:: Dataset rows ::

********************

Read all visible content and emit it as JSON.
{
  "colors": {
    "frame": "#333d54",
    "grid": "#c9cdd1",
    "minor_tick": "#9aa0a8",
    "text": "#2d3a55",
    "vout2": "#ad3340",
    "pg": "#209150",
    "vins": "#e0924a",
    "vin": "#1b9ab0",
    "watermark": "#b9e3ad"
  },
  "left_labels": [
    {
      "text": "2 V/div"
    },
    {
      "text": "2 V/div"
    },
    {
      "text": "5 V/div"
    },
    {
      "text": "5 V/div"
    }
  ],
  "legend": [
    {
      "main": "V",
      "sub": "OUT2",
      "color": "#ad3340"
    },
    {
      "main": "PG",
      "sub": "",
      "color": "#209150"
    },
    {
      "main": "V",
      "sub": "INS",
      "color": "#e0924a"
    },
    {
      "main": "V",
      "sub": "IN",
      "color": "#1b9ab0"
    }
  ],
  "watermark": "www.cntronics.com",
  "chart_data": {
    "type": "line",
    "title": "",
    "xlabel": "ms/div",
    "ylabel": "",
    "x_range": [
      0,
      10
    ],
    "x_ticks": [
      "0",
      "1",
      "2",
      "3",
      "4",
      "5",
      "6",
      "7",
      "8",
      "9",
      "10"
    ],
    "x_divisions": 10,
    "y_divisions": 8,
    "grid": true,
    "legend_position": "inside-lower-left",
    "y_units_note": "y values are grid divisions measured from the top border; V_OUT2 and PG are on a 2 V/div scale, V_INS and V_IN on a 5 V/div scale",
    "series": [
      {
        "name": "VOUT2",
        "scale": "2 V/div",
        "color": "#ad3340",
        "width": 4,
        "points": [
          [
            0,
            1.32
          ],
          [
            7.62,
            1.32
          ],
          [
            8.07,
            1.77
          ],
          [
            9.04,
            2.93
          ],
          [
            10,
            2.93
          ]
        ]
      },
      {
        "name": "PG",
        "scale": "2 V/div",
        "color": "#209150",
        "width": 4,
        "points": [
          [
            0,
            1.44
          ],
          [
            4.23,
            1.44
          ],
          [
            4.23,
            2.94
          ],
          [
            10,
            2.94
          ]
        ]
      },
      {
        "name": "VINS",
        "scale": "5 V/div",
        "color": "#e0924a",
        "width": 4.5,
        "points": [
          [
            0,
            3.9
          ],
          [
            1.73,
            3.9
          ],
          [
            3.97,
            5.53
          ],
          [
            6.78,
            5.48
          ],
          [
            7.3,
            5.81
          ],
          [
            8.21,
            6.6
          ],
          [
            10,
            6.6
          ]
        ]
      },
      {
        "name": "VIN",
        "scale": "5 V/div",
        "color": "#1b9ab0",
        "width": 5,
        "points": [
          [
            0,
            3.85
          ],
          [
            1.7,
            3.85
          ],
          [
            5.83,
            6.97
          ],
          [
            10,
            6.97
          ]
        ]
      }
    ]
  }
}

********************

Exactly as they are written, print the entries again.

:: RESPONSE FOR THIS EXERCISE ::
Read all visible content and emit it as JSON.
{
  "colors": {
    "frame": "#333d54",
    "grid": "#c9cdd1",
    "minor_tick": "#9aa0a8",
    "text": "#2d3a55",
    "vout2": "#ad3340",
    "pg": "#209150",
    "vins": "#e0924a",
    "vin": "#1b9ab0",
    "watermark": "#b9e3ad"
  },
  "left_labels": [
    {
      "text": "2 V/div"
    },
    {
      "text": "2 V/div"
    },
    {
      "text": "5 V/div"
    },
    {
      "text": "5 V/div"
    }
  ],
  "legend": [
    {
      "main": "V",
      "sub": "OUT2",
      "color": "#ad3340"
    },
    {
      "main": "PG",
      "sub": "",
      "color": "#209150"
    },
    {
      "main": "V",
      "sub": "INS",
      "color": "#e0924a"
    },
    {
      "main": "V",
      "sub": "IN",
      "color": "#1b9ab0"
    }
  ],
  "watermark": "www.cntronics.com",
  "chart_data": {
    "type": "line",
    "title": "",
    "xlabel": "ms/div",
    "ylabel": "",
    "x_range": [
      0,
      10
    ],
    "x_ticks": [
      "0",
      "1",
      "2",
      "3",
      "4",
      "5",
      "6",
      "7",
      "8",
      "9",
      "10"
    ],
    "x_divisions": 10,
    "y_divisions": 8,
    "grid": true,
    "legend_position": "inside-lower-left",
    "y_units_note": "y values are grid divisions measured from the top border; V_OUT2 and PG are on a 2 V/div scale, V_INS and V_IN on a 5 V/div scale",
    "series": [
      {
        "name": "VOUT2",
        "scale": "2 V/div",
        "color": "#ad3340",
        "width": 4,
        "points": [
          [
            0,
            1.32
          ],
          [
            7.62,
            1.32
          ],
          [
            8.07,
            1.77
          ],
          [
            9.04,
            2.93
          ],
          [
            10,
            2.93
          ]
        ]
      },
      {
        "name": "PG",
        "scale": "2 V/div",
        "color": "#209150",
        "width": 4,
        "points": [
          [
            0,
            1.44
          ],
          [
            4.23,
            1.44
          ],
          [
            4.23,
            2.94
          ],
          [
            10,
            2.94
          ]
        ]
      },
      {
        "name": "VINS",
        "scale": "5 V/div",
        "color": "#e0924a",
        "width": 4.5,
        "points": [
          [
            0,
            3.9
          ],
          [
            1.73,
            3.9
          ],
          [
            3.97,
            5.53
          ],
          [
            6.78,
            5.48
          ],
          [
            7.3,
            5.81
          ],
          [
            8.21,
            6.6
          ],
          [
            10,
            6.6
          ]
        ]
      },
      {
        "name": "VIN",
        "scale": "5 V/div",
        "color": "#1b9ab0",
        "width": 5,
        "points": [
          [
            0,
            3.85
          ],
          [
            1.7,
            3.85
          ],
          [
            5.83,
            6.97
          ],
          [
            10,
            6.97
          ]
        ]
      }
    ]
  }
}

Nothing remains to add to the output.